__Exercise directions__.
In the data below, locate each line with the word "Application" and list it.

Records contained in a dataset
(begin)

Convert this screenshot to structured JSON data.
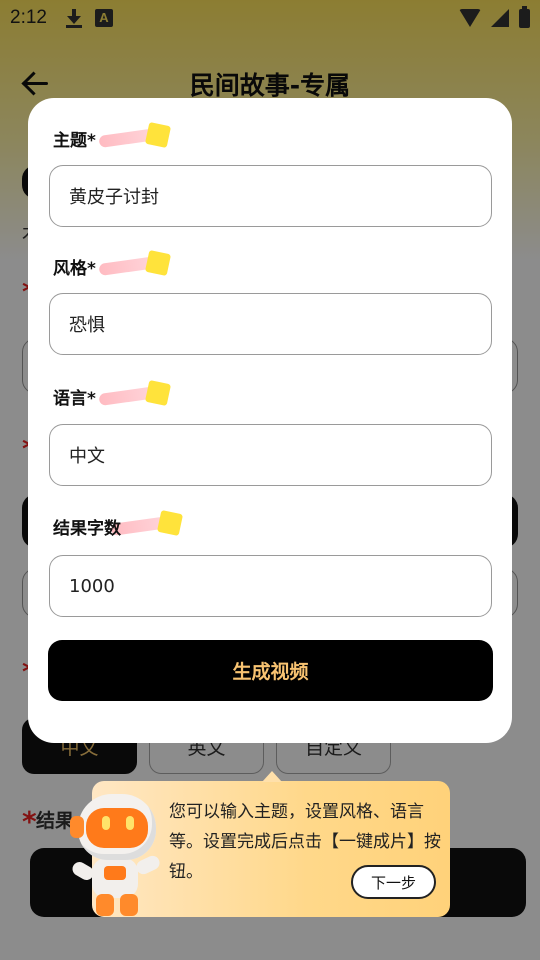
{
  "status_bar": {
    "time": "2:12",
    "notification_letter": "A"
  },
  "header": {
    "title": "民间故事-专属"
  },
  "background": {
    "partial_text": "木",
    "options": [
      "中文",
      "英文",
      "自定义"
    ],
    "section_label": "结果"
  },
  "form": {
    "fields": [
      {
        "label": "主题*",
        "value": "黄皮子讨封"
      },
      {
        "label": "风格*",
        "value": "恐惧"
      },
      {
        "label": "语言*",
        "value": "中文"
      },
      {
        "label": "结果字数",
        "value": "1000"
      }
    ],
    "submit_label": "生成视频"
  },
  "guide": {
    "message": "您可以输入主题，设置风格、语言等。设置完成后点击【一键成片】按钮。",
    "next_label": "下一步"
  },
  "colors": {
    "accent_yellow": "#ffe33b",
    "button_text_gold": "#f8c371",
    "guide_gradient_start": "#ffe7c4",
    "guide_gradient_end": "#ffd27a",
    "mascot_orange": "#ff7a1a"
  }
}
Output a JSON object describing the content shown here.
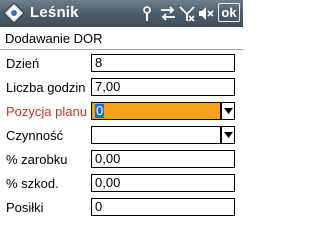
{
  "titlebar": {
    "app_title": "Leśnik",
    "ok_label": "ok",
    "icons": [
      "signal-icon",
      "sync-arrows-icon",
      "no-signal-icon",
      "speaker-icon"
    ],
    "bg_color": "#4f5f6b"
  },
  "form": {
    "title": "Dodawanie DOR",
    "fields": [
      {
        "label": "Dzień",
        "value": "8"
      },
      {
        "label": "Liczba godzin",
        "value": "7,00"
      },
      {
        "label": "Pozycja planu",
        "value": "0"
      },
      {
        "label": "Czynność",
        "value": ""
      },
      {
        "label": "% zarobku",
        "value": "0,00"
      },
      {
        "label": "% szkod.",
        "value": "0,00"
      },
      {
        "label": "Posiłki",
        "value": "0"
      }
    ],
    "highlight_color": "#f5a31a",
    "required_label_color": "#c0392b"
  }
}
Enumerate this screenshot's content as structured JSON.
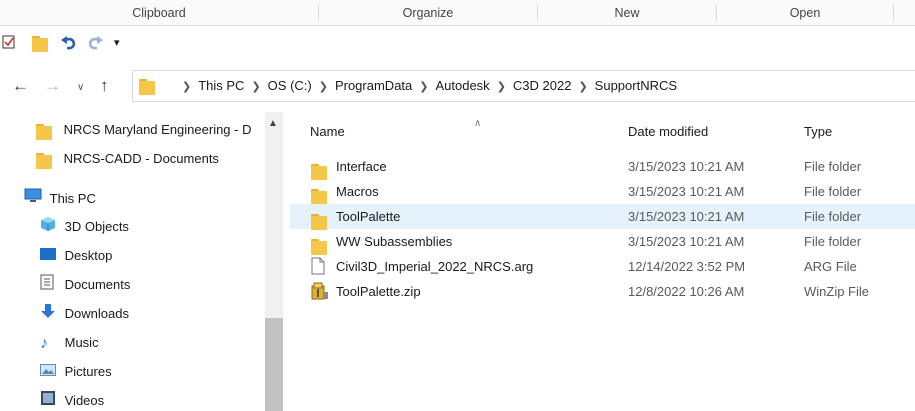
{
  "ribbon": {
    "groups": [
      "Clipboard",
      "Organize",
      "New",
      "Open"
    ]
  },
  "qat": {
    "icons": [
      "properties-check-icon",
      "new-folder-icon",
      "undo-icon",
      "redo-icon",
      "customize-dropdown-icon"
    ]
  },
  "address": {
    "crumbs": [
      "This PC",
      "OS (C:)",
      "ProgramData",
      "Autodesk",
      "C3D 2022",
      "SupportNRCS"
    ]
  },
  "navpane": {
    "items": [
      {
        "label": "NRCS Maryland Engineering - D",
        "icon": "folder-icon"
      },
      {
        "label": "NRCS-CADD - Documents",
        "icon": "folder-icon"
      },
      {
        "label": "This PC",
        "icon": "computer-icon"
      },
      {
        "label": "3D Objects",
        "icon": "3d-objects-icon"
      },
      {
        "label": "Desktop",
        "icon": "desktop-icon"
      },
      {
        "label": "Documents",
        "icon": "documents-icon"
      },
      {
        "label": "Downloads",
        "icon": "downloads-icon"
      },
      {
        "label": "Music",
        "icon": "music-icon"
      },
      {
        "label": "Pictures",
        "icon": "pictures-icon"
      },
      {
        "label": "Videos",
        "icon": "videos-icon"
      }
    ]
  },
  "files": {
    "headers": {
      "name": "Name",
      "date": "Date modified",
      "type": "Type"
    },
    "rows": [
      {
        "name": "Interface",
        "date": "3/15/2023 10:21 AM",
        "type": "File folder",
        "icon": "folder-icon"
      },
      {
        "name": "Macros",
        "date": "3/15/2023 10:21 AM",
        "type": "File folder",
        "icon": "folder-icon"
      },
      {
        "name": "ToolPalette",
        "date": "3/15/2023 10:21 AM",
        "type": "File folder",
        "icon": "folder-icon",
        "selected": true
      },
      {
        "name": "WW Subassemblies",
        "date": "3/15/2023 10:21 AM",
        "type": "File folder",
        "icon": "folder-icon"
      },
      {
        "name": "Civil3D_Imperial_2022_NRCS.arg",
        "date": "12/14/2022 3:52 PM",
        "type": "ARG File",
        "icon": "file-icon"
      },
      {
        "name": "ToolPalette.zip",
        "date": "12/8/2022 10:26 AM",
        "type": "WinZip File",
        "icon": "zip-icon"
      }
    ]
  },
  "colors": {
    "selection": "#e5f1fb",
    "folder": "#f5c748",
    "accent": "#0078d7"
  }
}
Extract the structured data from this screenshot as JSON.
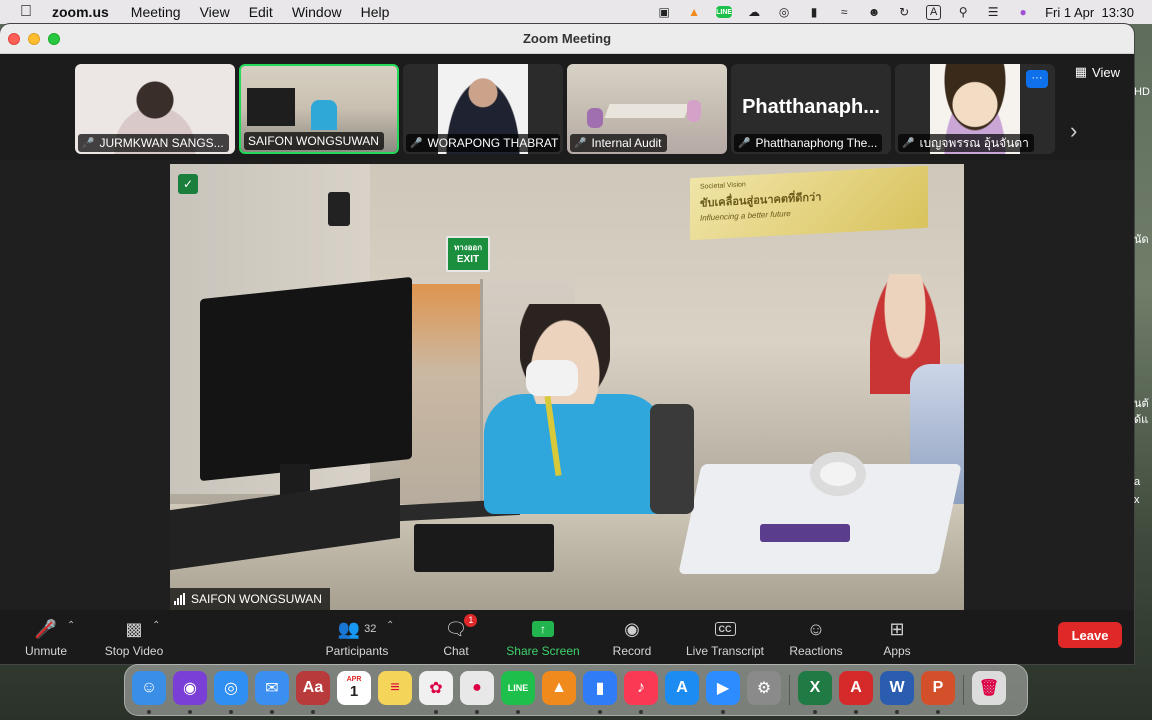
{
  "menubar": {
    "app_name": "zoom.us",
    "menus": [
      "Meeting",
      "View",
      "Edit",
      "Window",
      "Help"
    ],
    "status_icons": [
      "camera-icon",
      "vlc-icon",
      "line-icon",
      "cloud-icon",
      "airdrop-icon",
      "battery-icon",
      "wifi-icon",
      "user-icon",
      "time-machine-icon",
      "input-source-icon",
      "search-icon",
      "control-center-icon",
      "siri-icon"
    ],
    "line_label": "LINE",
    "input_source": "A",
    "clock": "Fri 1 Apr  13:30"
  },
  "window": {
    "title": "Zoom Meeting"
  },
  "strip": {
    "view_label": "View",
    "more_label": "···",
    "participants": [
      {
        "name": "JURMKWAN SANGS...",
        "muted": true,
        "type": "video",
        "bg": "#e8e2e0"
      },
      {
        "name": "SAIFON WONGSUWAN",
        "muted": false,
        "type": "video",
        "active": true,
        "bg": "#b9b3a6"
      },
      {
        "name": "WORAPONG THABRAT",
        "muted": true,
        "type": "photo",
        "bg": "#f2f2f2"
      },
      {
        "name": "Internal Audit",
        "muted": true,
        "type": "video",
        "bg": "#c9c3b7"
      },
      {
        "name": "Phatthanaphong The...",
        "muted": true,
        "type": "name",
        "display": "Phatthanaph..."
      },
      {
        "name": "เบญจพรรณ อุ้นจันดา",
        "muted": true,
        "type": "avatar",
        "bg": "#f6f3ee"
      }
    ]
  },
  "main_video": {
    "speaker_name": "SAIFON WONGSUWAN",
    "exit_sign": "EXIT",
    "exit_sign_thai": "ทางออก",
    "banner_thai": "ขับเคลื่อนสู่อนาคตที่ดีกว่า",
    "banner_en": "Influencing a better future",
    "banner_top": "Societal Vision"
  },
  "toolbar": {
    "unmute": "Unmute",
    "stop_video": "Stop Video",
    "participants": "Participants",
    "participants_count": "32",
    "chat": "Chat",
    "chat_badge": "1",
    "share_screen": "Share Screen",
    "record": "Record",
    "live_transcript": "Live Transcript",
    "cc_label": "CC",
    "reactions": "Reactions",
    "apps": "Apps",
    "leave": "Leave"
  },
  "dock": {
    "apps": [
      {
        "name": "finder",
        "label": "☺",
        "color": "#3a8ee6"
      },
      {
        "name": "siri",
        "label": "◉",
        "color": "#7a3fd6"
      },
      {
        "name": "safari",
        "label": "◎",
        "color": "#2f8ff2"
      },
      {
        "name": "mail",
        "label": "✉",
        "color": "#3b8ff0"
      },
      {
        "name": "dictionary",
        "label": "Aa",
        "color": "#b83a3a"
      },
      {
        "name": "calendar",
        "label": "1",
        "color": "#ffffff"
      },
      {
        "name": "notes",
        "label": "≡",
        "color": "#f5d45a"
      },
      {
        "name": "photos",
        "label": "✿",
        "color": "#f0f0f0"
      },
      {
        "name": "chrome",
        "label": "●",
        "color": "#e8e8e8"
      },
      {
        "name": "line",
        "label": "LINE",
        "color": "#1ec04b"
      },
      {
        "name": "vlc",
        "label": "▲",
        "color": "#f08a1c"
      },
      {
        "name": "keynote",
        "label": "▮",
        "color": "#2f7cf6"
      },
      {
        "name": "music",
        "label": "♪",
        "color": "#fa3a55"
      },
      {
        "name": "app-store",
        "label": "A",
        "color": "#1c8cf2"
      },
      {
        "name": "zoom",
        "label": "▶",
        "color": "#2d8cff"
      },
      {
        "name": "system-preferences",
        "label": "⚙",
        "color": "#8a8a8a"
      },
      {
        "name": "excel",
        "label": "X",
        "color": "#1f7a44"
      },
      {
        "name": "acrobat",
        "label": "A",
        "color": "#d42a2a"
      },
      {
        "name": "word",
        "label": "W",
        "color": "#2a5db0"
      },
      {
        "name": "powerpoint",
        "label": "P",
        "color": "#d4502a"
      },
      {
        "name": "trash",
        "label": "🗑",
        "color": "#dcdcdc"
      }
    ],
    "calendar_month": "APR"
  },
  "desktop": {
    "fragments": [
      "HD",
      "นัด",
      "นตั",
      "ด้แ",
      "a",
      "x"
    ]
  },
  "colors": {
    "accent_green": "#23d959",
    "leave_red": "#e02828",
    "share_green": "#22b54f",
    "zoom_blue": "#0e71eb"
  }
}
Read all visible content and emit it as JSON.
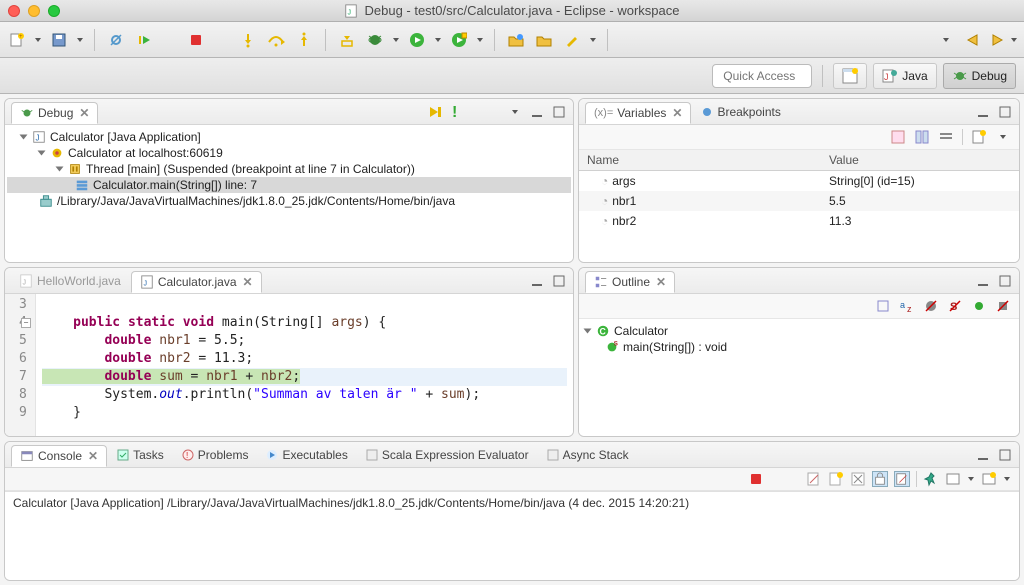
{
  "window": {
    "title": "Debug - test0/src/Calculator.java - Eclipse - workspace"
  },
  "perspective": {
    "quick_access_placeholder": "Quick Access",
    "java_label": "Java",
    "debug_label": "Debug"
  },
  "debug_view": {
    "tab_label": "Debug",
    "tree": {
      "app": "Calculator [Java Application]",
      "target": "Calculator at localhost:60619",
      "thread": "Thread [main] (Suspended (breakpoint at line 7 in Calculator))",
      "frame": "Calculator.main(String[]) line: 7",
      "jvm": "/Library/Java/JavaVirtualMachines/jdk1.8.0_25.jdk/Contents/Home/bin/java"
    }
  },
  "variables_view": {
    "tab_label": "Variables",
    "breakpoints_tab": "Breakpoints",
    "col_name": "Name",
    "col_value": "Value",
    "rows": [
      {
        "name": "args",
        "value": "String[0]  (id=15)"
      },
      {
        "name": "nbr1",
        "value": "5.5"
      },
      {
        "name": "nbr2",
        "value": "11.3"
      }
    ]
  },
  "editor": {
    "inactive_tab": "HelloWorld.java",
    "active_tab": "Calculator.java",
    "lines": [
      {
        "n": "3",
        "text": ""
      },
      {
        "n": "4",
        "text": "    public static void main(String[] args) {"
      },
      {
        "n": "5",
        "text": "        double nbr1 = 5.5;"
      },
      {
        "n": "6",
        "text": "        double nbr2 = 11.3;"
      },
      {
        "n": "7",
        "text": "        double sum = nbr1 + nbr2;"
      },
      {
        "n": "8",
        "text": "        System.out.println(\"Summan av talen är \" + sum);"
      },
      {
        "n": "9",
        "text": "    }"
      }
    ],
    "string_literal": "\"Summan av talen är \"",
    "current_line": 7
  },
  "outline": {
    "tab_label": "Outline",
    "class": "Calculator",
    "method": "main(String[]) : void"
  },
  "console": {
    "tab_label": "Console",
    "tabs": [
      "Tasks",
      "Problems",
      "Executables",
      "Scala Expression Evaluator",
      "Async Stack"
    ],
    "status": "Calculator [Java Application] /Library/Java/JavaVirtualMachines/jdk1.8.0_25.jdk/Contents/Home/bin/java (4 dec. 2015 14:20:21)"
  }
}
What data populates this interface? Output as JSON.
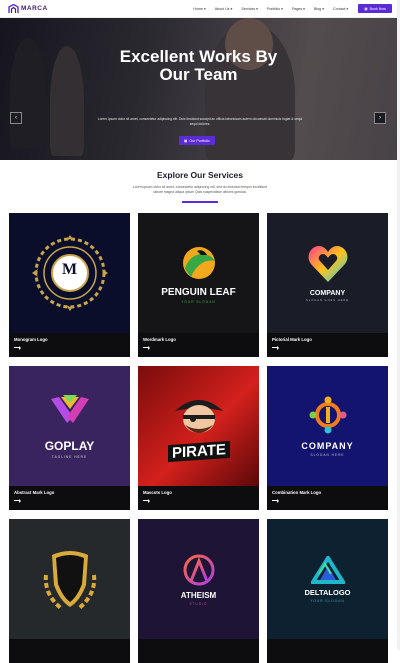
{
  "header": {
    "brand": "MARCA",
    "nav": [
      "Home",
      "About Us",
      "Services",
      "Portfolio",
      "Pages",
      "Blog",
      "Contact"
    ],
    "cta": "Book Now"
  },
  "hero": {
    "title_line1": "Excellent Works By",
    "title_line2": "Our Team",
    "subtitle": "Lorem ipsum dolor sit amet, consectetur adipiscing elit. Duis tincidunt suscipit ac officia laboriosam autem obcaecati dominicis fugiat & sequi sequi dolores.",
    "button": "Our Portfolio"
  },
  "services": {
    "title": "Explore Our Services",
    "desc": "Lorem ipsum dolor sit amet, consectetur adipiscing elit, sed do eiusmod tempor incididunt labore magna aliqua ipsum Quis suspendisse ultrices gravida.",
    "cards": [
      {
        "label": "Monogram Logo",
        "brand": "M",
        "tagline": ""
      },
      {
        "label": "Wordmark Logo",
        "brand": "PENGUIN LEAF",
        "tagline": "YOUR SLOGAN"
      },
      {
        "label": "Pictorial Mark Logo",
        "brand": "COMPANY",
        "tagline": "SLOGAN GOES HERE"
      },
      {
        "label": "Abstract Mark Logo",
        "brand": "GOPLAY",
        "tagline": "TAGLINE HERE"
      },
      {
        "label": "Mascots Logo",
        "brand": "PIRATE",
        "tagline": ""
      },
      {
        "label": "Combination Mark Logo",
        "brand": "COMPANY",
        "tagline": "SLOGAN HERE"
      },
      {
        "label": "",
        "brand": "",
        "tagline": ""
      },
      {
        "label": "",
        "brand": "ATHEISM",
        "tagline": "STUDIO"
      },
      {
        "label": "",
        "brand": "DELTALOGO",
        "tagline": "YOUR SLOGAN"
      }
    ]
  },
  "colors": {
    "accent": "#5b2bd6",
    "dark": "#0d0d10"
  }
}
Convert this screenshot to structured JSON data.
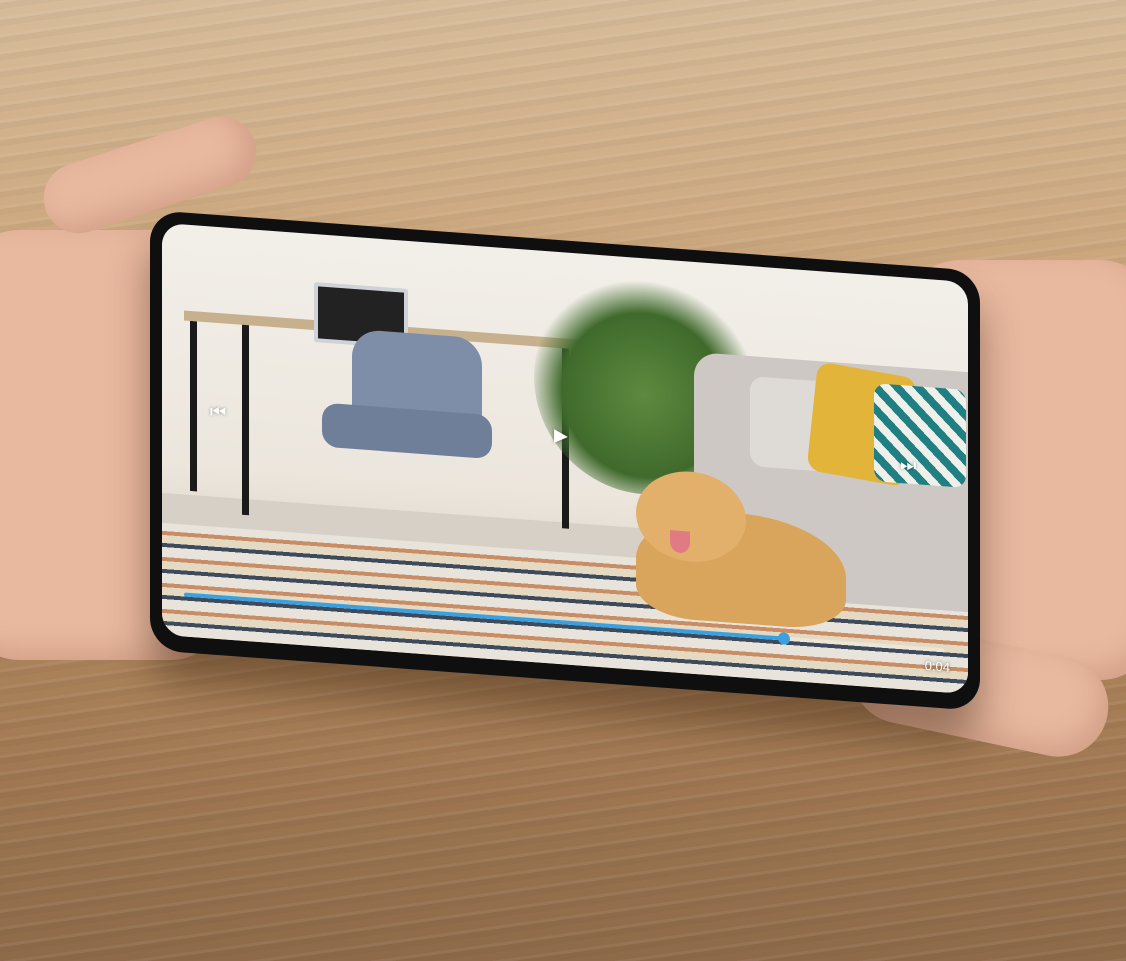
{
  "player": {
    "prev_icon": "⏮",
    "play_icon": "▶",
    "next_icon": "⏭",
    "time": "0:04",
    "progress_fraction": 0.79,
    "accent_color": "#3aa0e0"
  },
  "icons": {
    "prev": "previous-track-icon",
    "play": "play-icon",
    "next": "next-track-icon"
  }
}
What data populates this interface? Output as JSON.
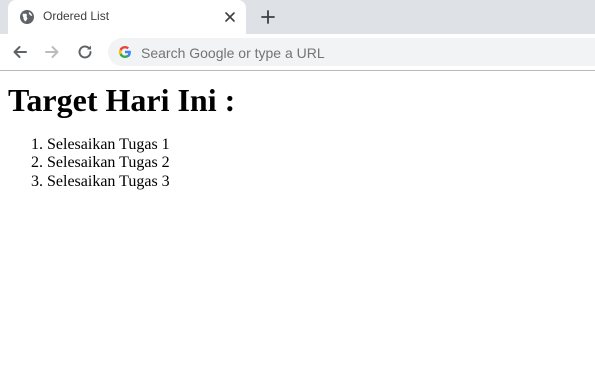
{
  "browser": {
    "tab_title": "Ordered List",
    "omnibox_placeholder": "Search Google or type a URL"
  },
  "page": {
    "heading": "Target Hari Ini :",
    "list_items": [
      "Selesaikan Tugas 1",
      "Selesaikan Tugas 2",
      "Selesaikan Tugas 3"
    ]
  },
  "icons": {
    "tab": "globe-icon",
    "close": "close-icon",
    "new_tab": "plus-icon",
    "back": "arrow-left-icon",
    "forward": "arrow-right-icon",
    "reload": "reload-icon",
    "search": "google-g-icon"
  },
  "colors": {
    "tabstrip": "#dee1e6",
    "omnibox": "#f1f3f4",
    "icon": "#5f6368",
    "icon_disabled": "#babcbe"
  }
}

(end)

__Response below__.
      "app": "Calculator [Java Application]",
    "status": "Calculator [Java Application] /Library/Java/JavaVirtualMachines/jdk1.8.0_25.jdk/Contents/Home/bin/java (4 dec. 2015 14:20:21)"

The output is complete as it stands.